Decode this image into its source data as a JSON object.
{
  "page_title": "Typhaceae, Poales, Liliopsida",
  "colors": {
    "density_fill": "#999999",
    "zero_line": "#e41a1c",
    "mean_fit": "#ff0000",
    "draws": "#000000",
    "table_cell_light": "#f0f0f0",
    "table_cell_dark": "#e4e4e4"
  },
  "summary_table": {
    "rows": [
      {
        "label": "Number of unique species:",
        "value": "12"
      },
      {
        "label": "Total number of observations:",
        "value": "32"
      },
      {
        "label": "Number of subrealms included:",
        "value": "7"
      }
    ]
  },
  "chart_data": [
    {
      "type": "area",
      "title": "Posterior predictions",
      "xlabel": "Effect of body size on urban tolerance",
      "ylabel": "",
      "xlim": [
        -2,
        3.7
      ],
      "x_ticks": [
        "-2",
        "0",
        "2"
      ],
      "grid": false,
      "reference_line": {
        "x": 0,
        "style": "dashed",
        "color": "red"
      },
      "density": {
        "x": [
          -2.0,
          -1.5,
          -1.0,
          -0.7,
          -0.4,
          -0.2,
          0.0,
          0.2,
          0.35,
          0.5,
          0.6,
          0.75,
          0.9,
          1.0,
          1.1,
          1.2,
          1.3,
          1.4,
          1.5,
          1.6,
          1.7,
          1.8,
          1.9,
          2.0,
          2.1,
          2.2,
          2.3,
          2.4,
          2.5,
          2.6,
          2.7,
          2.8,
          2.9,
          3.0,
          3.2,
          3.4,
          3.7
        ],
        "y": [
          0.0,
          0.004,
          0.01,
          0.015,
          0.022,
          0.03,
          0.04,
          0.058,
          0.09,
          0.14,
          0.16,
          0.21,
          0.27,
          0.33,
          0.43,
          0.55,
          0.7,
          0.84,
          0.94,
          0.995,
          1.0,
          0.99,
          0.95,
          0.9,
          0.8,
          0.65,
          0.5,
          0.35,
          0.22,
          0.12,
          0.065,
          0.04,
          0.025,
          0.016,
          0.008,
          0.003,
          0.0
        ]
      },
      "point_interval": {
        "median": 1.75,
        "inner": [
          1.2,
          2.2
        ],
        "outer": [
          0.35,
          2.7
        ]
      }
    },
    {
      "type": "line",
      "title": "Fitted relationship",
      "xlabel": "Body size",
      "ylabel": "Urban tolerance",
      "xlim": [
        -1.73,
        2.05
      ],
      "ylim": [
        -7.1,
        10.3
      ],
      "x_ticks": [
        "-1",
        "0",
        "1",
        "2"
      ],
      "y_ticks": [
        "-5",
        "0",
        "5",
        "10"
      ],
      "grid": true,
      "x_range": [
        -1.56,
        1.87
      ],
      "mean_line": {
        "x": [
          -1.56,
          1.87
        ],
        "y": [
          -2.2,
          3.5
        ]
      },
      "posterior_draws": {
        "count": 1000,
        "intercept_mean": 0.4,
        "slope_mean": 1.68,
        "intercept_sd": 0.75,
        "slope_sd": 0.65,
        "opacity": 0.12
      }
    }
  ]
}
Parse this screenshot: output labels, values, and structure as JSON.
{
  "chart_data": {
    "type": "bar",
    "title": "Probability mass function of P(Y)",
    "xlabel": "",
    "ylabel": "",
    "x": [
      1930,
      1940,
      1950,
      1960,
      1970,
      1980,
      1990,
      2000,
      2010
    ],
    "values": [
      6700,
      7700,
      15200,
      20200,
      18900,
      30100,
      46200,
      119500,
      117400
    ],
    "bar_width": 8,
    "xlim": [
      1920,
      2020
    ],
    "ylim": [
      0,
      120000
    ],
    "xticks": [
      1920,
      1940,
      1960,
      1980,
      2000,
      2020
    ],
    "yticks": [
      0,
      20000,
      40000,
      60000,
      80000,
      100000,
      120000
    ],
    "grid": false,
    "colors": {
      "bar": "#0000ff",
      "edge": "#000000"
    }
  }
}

__________________________________________________

§ **DESCRIPTION OF THE TASK**
Pull out every line of the records above that contains the word "xlabel".

§ **EXERCISE OUTPUT**
      "xlabel": "Effect of body size on urban tolerance",
      "xlabel": "Body size",
    "xlabel": "",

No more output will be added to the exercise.